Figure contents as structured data
========

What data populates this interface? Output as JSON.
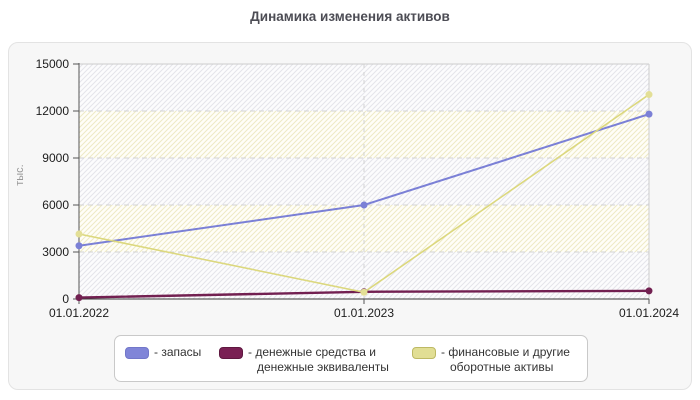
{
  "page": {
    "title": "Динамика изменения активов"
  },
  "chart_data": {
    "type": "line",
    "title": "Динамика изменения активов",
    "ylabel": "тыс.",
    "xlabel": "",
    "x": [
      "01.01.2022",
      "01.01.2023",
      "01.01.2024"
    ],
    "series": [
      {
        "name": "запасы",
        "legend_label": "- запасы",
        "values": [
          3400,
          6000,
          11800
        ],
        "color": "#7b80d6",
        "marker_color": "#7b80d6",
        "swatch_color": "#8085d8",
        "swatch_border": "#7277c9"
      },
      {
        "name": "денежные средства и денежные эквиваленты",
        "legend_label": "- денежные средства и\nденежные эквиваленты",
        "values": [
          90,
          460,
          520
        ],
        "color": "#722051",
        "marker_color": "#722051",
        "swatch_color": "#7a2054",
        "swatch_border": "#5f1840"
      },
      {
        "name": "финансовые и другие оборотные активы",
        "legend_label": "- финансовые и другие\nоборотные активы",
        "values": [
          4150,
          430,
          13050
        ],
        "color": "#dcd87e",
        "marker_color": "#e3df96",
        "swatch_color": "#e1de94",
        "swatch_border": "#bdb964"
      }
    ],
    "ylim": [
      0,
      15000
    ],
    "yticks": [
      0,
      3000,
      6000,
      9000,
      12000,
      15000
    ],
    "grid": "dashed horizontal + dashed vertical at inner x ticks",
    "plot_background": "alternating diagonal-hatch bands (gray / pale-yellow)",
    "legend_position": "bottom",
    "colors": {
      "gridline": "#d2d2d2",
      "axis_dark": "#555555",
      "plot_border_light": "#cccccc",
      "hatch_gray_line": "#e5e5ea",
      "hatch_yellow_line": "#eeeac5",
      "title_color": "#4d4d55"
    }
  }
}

========

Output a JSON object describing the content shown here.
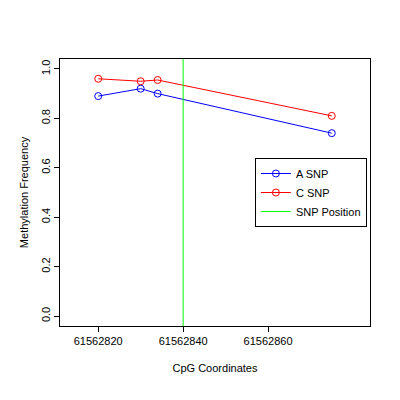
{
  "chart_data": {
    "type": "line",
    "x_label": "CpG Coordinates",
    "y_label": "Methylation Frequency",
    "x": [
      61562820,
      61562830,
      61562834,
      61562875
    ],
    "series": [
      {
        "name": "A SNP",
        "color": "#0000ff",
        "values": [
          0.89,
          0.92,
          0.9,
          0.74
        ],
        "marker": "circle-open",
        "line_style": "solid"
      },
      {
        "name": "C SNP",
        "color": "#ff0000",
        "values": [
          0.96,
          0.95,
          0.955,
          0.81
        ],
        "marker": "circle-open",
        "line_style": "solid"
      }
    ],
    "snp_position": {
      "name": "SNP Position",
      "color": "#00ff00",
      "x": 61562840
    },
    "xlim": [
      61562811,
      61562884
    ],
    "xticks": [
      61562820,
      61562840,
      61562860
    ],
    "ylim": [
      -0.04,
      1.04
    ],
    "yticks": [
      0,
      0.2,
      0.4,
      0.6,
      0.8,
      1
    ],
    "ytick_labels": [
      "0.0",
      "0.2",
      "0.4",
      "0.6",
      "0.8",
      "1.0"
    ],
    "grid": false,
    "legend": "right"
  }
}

========

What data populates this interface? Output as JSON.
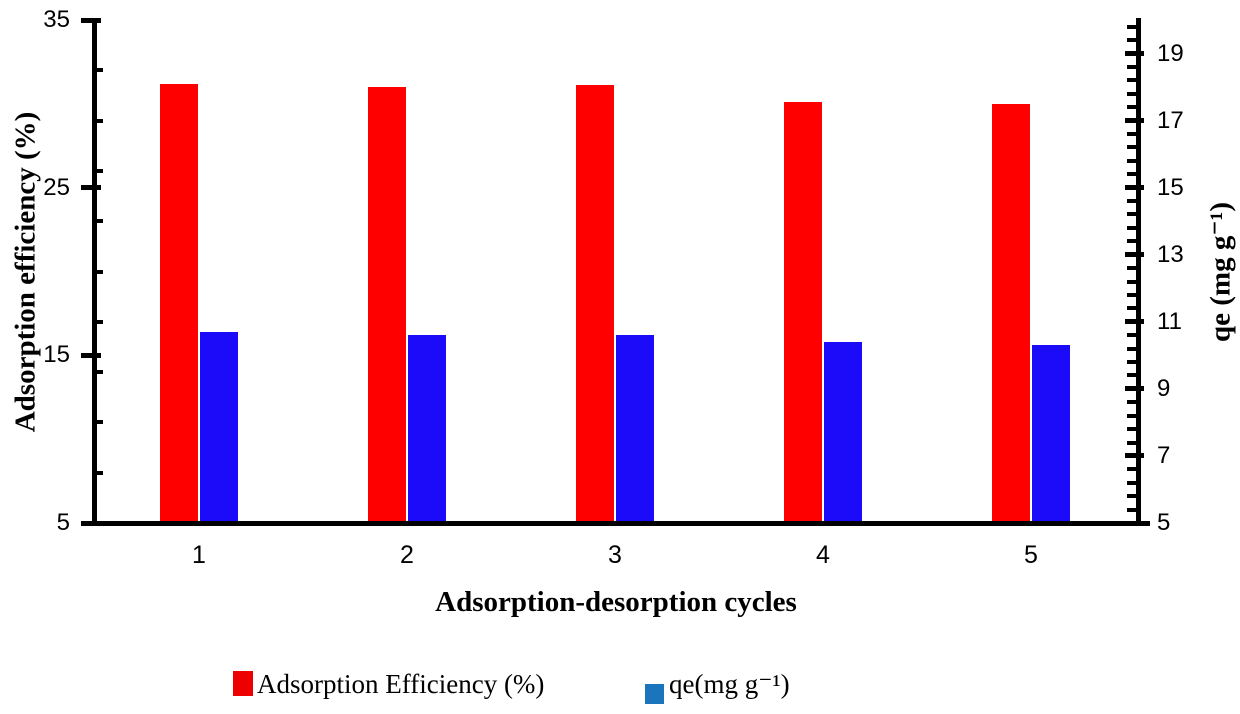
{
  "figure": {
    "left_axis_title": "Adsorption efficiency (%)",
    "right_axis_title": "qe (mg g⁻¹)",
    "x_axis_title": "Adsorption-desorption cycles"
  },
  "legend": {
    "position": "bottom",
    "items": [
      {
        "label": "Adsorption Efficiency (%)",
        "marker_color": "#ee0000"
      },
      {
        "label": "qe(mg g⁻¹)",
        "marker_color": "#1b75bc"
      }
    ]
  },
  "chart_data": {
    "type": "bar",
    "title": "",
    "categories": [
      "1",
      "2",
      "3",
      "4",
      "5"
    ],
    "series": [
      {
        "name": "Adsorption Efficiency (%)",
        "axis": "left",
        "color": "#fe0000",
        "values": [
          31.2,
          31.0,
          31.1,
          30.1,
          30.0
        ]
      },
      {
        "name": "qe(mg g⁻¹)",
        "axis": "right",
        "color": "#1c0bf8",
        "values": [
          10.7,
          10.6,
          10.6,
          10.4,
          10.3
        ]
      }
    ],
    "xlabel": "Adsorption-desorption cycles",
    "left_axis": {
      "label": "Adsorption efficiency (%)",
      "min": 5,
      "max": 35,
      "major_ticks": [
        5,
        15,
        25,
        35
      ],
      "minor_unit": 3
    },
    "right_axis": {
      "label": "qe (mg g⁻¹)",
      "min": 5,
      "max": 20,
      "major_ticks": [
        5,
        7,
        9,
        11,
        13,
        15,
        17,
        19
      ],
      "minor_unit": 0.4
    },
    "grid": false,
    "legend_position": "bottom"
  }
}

========

:: TASK DESCRIPTION ::
Identify all lines where the word "bottom" shows up. Copy them.

:: SOLUTION BELOW ::
    "legend_position": "bottom",
    "position": "bottom",
    "legend_position": "bottom"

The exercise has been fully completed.